Given instruction:
Output every line below without omitting or altering anything.

The input:
##############################

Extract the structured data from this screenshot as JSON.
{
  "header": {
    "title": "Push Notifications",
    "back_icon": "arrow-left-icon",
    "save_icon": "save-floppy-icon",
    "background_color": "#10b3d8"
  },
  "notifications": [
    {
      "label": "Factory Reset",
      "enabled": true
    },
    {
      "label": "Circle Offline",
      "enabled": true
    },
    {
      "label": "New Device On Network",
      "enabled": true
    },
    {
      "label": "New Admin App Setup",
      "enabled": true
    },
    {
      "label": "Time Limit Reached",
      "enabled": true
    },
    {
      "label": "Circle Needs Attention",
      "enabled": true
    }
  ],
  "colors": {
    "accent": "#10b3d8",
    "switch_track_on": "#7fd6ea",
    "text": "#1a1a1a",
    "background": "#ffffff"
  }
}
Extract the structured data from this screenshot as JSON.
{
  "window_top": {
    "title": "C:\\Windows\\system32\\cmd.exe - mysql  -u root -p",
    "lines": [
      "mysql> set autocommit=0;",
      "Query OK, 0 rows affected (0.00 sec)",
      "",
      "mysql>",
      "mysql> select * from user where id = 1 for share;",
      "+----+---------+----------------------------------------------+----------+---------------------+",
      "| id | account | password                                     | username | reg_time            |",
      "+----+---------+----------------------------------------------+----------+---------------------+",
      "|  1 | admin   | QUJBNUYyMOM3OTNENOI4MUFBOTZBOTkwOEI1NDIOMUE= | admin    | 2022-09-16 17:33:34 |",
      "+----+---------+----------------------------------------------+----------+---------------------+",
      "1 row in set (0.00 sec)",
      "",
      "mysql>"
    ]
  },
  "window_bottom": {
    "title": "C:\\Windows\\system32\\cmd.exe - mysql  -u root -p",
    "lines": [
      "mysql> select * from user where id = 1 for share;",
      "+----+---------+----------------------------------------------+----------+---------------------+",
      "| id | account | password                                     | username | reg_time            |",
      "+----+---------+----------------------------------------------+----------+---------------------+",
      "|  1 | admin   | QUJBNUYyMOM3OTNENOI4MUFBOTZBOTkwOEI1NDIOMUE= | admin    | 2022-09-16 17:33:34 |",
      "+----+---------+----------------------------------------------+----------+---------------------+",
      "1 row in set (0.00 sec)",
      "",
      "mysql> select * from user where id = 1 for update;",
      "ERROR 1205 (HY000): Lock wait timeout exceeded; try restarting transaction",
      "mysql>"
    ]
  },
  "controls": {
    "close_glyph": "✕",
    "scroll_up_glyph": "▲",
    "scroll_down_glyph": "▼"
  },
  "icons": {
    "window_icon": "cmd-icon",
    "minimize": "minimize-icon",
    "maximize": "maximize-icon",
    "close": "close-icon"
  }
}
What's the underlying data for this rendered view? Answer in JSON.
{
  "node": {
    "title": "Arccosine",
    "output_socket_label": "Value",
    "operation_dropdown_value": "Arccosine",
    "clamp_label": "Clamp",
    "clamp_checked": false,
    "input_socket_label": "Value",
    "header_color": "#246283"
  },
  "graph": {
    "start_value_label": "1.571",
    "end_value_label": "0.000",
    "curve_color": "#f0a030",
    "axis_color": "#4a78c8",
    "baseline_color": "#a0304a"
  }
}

##############################

Answer to the problem:
Extract the structured data from this screenshot as JSON.
{
  "header": {
    "title": "Push Notifications",
    "back_icon": "arrow-left-icon",
    "save_icon": "save-floppy-icon",
    "background_color": "#10b3d8"
  },
  "notifications": [
    {
      "label": "Factory Reset",
      "enabled": true
    },
    {
      "label": "Circle Offline",
      "enabled": true
    },
    {
      "label": "New Device On Network",
      "enabled": true
    },
    {
      "label": "New Admin App Setup",
      "enabled": true
    },
    {
      "label": "Time Limit Reached",
      "enabled": true
    },
    {
      "label": "Circle Needs Attention",
      "enabled": true
    }
  ],
  "colors": {
    "accent": "#10b3d8",
    "switch_track_on": "#7fd6ea",
    "text": "#1a1a1a",
    "background": "#ffffff"
  }
}
Extract the structured data from this screenshot as JSON.
{
  "window_top": {
    "title": "C:\\Windows\\system32\\cmd.exe - mysql  -u root -p",
    "lines": [
      "mysql> set autocommit=0;",
      "Query OK, 0 rows affected (0.00 sec)",
      "",
      "mysql>",
      "mysql> select * from user where id = 1 for share;",
      "+----+---------+----------------------------------------------+----------+---------------------+",
      "| id | account | password                                     | username | reg_time            |",
      "+----+---------+----------------------------------------------+----------+---------------------+",
      "|  1 | admin   | QUJBNUYyMOM3OTNENOI4MUFBOTZBOTkwOEI1NDIOMUE= | admin    | 2022-09-16 17:33:34 |",
      "+----+---------+----------------------------------------------+----------+---------------------+",
      "1 row in set (0.00 sec)",
      "",
      "mysql>"
    ]
  },
  "window_bottom": {
    "title": "C:\\Windows\\system32\\cmd.exe - mysql  -u root -p",
    "lines": [
      "mysql> select * from user where id = 1 for share;",
      "+----+---------+----------------------------------------------+----------+---------------------+",
      "| id | account | password                                     | username | reg_time            |",
      "+----+---------+----------------------------------------------+----------+---------------------+",
      "|  1 | admin   | QUJBNUYyMOM3OTNENOI4MUFBOTZBOTkwOEI1NDIOMUE= | admin    | 2022-09-16 17:33:34 |",
      "+----+---------+----------------------------------------------+----------+---------------------+",
      "1 row in set (0.00 sec)",
      "",
      "mysql> select * from user where id = 1 for update;",
      "ERROR 1205 (HY000): Lock wait timeout exceeded; try restarting transaction",
      "mysql>"
    ]
  },
  "controls": {
    "close_glyph": "✕",
    "scroll_up_glyph": "▲",
    "scroll_down_glyph": "▼"
  },
  "icons": {
    "window_icon": "cmd-icon",
    "minimize": "minimize-icon",
    "maximize": "maximize-icon",
    "close": "close-icon"
  }
}
What's the underlying data for this rendered view? Answer in JSON.
{
  "node": {
    "title": "Arccosine",
    "output_socket_label": "Value",
    "operation_dropdown_value": "Arccosine",
    "clamp_label": "Clamp",
    "clamp_checked": false,
    "input_socket_label": "Value",
    "header_color": "#246283"
  },
  "graph": {
    "start_value_label": "1.571",
    "end_value_label": "0.000",
    "curve_color": "#f0a030",
    "axis_color": "#4a78c8",
    "baseline_color": "#a0304a"
  }
}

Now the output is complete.